→ **Task instructions**
Select all lines holding the word "ffffff" from the entries that follow.
•••••
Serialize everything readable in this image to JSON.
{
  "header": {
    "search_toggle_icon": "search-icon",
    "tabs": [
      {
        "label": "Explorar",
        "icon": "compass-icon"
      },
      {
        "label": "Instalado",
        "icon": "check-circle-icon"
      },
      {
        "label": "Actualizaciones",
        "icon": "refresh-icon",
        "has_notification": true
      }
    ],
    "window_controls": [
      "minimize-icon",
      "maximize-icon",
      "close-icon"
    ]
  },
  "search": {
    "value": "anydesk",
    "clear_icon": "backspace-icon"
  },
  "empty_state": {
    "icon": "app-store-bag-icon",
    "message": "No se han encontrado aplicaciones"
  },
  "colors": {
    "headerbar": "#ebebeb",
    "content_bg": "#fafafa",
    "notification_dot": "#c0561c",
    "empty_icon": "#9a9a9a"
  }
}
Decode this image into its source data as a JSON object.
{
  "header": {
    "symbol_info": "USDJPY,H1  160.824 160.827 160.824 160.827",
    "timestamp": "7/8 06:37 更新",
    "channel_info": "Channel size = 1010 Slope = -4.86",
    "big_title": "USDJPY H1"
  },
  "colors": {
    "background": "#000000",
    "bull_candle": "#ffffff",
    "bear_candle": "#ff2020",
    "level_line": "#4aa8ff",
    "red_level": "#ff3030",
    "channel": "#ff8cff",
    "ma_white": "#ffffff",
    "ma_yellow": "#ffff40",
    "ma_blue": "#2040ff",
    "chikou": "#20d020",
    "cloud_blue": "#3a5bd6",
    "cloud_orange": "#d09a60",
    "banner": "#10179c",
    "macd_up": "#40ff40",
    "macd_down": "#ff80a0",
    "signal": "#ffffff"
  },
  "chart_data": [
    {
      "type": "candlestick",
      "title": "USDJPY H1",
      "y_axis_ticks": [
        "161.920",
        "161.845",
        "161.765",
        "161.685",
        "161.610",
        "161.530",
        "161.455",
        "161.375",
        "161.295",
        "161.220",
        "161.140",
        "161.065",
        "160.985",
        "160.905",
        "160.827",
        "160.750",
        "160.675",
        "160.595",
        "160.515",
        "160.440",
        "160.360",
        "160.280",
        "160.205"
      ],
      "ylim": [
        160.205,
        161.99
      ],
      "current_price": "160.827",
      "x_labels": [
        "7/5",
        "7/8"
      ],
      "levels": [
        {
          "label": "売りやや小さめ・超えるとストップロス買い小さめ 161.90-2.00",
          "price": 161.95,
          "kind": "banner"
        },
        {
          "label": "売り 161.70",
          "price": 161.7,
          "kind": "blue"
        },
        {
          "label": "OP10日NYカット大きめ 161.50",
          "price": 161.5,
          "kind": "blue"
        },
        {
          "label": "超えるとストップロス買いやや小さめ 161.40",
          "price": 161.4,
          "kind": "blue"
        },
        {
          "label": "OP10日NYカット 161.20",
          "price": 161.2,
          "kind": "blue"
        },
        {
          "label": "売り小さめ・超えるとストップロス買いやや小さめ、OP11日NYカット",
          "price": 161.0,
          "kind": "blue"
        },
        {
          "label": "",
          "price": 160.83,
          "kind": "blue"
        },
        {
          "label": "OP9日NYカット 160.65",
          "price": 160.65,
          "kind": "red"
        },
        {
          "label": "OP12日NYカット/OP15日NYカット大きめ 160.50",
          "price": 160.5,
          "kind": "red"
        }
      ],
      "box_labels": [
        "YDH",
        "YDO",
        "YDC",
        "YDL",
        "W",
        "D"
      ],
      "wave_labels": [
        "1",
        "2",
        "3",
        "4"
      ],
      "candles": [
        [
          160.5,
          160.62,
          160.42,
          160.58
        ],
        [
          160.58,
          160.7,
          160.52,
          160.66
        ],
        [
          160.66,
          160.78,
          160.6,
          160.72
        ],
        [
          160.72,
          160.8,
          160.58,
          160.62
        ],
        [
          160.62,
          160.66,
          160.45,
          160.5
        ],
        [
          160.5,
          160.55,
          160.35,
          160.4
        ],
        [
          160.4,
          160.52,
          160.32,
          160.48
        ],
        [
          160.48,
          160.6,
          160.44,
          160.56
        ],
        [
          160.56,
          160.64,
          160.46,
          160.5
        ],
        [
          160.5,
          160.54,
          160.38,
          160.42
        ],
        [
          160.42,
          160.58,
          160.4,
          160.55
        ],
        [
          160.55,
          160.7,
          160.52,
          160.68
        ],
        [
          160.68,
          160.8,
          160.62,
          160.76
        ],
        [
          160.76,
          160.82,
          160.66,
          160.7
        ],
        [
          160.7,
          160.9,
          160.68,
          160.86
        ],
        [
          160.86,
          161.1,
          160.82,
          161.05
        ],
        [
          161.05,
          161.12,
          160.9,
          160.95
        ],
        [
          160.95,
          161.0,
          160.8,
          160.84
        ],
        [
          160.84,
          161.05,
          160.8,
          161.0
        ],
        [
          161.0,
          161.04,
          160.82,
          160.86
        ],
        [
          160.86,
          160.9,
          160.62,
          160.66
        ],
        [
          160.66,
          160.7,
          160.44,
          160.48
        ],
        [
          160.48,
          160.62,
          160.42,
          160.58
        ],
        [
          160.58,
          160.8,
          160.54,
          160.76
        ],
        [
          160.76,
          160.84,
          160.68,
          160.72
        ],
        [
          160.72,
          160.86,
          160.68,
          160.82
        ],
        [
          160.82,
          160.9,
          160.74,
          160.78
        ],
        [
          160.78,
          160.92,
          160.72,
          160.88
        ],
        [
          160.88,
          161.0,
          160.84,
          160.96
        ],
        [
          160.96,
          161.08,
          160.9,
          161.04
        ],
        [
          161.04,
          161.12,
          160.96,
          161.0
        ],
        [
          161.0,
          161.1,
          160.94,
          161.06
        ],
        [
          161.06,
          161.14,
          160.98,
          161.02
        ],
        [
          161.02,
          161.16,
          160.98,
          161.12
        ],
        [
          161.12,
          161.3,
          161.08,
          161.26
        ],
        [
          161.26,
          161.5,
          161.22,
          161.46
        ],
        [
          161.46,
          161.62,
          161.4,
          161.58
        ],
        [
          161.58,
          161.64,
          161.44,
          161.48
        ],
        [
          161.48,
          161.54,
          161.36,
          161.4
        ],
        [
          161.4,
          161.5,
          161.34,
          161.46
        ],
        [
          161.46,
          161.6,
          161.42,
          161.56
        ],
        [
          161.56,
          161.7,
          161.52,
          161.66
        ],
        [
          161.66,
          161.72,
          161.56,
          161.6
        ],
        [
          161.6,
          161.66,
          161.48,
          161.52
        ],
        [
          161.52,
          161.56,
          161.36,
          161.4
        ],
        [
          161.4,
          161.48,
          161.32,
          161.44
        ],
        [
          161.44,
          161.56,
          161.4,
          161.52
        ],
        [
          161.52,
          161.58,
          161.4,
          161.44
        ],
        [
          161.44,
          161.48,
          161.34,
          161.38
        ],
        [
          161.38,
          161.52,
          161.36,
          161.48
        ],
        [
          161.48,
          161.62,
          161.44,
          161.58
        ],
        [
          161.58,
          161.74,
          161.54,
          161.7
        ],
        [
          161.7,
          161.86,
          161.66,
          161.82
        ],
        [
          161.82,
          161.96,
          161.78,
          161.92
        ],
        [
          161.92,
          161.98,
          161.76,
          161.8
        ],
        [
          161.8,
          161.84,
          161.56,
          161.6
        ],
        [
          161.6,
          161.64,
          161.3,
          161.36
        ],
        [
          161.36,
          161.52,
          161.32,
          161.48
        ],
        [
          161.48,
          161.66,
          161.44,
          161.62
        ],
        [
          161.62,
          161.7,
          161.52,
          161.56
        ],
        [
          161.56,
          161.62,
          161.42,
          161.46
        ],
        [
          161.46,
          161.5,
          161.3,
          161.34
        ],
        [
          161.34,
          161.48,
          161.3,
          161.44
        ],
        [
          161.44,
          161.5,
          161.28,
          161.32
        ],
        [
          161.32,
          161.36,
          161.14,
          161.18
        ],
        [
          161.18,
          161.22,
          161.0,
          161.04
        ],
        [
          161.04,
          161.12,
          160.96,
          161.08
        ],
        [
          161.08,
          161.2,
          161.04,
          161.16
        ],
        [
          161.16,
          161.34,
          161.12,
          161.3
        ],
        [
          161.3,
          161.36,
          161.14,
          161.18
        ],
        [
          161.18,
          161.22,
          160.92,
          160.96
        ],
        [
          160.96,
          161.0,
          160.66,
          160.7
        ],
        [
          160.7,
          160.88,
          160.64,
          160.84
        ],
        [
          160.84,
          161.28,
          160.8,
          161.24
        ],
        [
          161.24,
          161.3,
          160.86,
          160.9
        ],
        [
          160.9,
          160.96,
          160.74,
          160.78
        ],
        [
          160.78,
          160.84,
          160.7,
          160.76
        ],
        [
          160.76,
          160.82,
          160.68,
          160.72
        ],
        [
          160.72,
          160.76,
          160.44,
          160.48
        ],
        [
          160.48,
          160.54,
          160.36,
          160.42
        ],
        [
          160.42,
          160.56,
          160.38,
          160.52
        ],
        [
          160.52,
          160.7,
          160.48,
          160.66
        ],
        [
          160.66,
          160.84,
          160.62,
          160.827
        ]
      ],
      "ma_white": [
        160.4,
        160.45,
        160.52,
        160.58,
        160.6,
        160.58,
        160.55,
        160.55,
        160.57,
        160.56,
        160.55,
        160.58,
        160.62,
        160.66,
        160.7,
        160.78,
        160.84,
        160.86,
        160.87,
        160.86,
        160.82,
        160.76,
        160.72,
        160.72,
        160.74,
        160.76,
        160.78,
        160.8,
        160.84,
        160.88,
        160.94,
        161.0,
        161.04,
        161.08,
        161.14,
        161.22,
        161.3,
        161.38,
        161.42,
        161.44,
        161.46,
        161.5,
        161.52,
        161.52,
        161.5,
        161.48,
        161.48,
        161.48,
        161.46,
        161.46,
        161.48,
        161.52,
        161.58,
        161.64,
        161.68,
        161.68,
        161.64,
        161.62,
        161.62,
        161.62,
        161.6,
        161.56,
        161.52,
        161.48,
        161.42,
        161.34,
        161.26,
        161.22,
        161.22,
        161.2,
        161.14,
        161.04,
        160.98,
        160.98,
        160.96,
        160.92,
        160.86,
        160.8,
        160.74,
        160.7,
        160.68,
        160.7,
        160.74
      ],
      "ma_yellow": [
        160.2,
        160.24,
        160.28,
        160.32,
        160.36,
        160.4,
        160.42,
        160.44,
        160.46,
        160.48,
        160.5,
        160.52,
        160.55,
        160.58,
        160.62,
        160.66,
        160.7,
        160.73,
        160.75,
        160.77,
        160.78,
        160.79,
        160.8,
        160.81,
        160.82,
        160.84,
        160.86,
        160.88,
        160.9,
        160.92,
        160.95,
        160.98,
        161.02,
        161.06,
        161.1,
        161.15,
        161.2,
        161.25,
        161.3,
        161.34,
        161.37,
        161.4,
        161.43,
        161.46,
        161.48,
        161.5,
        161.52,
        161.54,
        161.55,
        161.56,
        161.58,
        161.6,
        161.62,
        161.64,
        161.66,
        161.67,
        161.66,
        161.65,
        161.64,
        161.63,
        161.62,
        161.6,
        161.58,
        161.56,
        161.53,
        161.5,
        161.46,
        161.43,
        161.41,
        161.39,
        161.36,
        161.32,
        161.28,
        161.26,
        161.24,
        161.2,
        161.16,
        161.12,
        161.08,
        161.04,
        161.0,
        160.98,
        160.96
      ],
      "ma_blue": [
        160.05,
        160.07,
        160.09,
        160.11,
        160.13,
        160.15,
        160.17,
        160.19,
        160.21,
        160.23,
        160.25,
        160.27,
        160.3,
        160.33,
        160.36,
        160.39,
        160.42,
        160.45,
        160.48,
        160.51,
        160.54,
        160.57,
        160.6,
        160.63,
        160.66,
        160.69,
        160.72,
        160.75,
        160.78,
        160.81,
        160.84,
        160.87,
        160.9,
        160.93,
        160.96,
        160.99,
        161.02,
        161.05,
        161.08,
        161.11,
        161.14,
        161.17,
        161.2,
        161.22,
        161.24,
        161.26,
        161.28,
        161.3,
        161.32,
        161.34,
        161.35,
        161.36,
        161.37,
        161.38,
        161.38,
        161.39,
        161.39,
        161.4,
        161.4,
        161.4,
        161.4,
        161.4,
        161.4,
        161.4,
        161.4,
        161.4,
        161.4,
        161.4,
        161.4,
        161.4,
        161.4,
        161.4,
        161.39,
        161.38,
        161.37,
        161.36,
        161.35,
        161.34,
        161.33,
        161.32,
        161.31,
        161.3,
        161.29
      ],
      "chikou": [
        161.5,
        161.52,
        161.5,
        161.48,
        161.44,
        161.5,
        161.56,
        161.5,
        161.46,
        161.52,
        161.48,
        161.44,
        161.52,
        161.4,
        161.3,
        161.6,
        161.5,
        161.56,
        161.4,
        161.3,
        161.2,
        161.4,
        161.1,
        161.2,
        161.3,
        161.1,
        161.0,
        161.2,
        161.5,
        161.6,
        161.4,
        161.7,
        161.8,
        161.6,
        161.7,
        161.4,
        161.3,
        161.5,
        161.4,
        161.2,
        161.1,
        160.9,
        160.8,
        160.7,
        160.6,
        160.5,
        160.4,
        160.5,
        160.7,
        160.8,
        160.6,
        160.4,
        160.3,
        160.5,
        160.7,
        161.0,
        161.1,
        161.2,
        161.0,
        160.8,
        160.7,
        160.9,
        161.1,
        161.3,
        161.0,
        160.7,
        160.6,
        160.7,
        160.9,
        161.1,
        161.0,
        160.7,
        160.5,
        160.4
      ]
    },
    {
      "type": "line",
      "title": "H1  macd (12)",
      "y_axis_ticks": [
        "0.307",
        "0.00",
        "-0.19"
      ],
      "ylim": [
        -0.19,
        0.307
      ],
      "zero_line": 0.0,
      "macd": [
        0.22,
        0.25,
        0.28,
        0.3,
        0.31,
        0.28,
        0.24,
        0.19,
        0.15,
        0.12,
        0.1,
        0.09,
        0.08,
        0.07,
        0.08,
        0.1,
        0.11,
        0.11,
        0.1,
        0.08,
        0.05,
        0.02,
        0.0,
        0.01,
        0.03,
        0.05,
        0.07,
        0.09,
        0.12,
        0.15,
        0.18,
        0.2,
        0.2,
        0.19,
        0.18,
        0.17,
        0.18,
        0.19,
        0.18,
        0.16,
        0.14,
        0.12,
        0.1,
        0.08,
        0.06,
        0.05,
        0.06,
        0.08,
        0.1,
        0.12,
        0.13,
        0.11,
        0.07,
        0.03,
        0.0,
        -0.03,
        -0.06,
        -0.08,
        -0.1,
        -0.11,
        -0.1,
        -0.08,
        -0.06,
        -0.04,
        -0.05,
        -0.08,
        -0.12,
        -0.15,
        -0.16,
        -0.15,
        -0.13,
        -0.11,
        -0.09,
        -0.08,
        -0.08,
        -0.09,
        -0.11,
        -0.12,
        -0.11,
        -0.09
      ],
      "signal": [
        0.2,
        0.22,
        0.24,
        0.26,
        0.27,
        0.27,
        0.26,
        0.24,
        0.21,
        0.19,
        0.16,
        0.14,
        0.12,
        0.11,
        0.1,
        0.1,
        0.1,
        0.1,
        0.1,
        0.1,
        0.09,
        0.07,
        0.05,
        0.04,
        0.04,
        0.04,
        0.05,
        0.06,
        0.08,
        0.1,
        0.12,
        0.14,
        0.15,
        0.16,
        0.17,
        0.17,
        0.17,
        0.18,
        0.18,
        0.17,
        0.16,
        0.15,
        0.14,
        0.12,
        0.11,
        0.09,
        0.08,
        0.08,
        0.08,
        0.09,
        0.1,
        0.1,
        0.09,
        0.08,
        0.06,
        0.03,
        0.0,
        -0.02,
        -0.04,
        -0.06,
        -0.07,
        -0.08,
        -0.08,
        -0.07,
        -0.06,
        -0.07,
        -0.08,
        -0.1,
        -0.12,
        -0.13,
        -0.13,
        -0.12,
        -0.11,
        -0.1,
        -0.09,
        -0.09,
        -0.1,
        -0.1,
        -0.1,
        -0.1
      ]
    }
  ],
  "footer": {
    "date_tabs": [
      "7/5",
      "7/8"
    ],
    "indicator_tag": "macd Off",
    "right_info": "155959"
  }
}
•••••
→ **Written reply**
    "bull_candle": "#ffffff",
    "ma_white": "#ffffff",
    "signal": "#ffffff"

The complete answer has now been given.